(Records from a dataset)

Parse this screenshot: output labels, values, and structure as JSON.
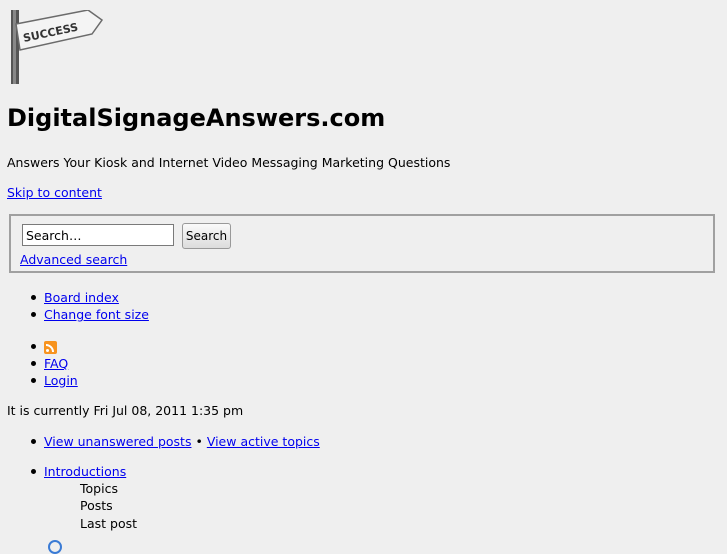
{
  "header": {
    "logo_text": "SUCCESS",
    "site_title": "DigitalSignageAnswers.com",
    "tagline": "Answers Your Kiosk and Internet Video Messaging Marketing Questions",
    "skip_link": "Skip to content"
  },
  "search": {
    "input_value": "Search…",
    "button_label": "Search",
    "advanced_link": "Advanced search"
  },
  "nav_primary": [
    {
      "label": "Board index"
    },
    {
      "label": "Change font size"
    }
  ],
  "nav_secondary": {
    "rss_icon": "rss-feed-icon",
    "faq": "FAQ",
    "login": "Login"
  },
  "current_time": "It is currently Fri Jul 08, 2011 1:35 pm",
  "quick_links": {
    "unanswered": "View unanswered posts",
    "separator": "•",
    "active": "View active topics"
  },
  "forum": {
    "name": "Introductions",
    "topics_label": "Topics",
    "posts_label": "Posts",
    "last_post_label": "Last post"
  }
}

_REQUIRED TASK_
Extract from the material all lines containing the string "View".

_IN RESPONSE_
    "unanswered": "View unanswered posts",
    "active": "View active topics"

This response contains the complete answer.